>> begin Listed entries
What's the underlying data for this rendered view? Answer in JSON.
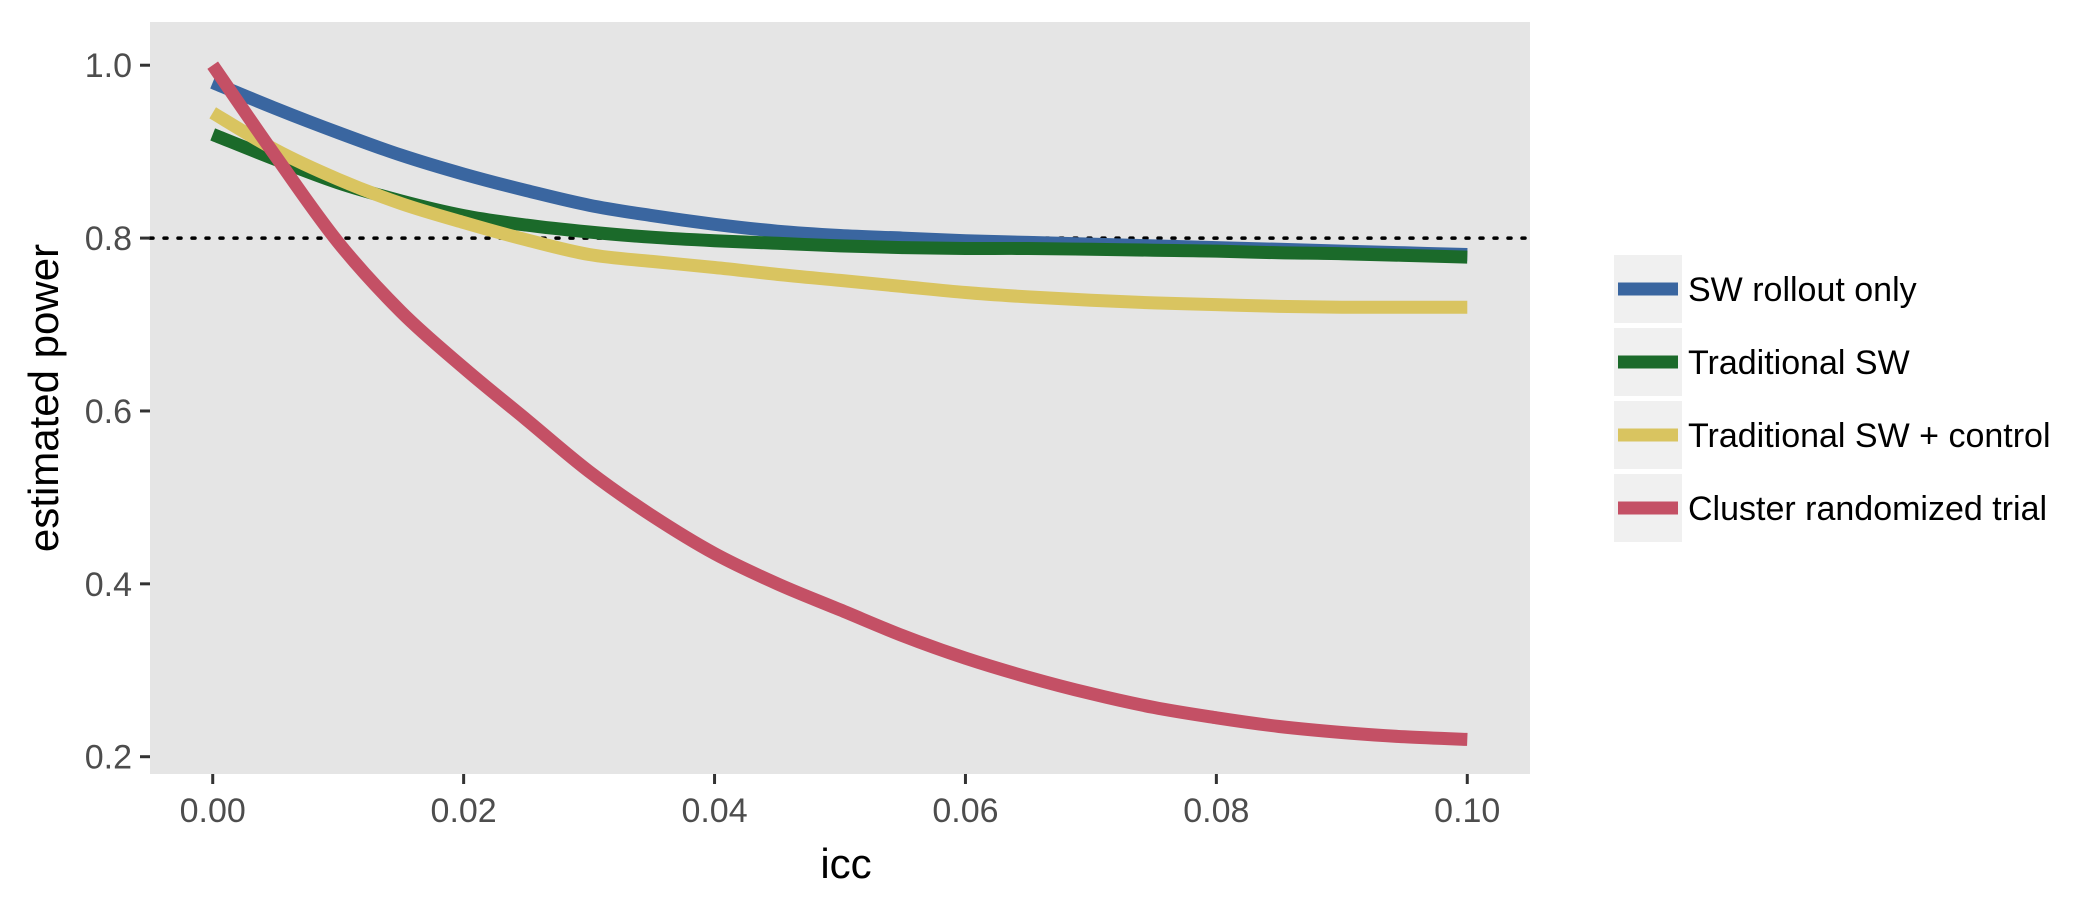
{
  "chart_data": {
    "type": "line",
    "xlabel": "icc",
    "ylabel": "estimated power",
    "xlim": [
      -0.005,
      0.105
    ],
    "ylim": [
      0.18,
      1.05
    ],
    "x_ticks": [
      0.0,
      0.02,
      0.04,
      0.06,
      0.08,
      0.1
    ],
    "x_tick_labels": [
      "0.00",
      "0.02",
      "0.04",
      "0.06",
      "0.08",
      "0.10"
    ],
    "y_ticks": [
      0.2,
      0.4,
      0.6,
      0.8,
      1.0
    ],
    "y_tick_labels": [
      "0.2",
      "0.4",
      "0.6",
      "0.8",
      "1.0"
    ],
    "grid": false,
    "background": "#e5e5e5",
    "reference_line": {
      "y": 0.8,
      "style": "dotted",
      "color": "#000000"
    },
    "legend_position": "right",
    "x": [
      0.0,
      0.005,
      0.01,
      0.015,
      0.02,
      0.025,
      0.03,
      0.035,
      0.04,
      0.045,
      0.05,
      0.055,
      0.06,
      0.065,
      0.07,
      0.075,
      0.08,
      0.085,
      0.09,
      0.095,
      0.1
    ],
    "series": [
      {
        "name": "SW rollout only",
        "color": "#3a66a0",
        "values": [
          0.98,
          0.95,
          0.922,
          0.896,
          0.874,
          0.855,
          0.838,
          0.826,
          0.816,
          0.808,
          0.803,
          0.8,
          0.797,
          0.795,
          0.793,
          0.791,
          0.789,
          0.787,
          0.785,
          0.783,
          0.781
        ]
      },
      {
        "name": "Traditional SW",
        "color": "#1b6a2a",
        "values": [
          0.92,
          0.891,
          0.864,
          0.843,
          0.826,
          0.815,
          0.807,
          0.801,
          0.797,
          0.794,
          0.791,
          0.789,
          0.788,
          0.788,
          0.787,
          0.786,
          0.785,
          0.783,
          0.782,
          0.78,
          0.778
        ]
      },
      {
        "name": "Traditional SW + control",
        "color": "#d9c460",
        "values": [
          0.945,
          0.902,
          0.868,
          0.84,
          0.818,
          0.798,
          0.781,
          0.773,
          0.766,
          0.758,
          0.751,
          0.744,
          0.737,
          0.732,
          0.728,
          0.725,
          0.723,
          0.721,
          0.72,
          0.72,
          0.72
        ]
      },
      {
        "name": "Cluster randomized trial",
        "color": "#c45065",
        "values": [
          1.0,
          0.895,
          0.795,
          0.715,
          0.65,
          0.59,
          0.53,
          0.479,
          0.435,
          0.4,
          0.37,
          0.34,
          0.314,
          0.292,
          0.273,
          0.257,
          0.245,
          0.235,
          0.228,
          0.223,
          0.22
        ]
      }
    ]
  }
}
>> end Listed entries
Exercise directions — Show each line in the entries that holds the string "name".

Task result —
        "name": "SW rollout only",
        "name": "Traditional SW",
        "name": "Traditional SW + control",
        "name": "Cluster randomized trial",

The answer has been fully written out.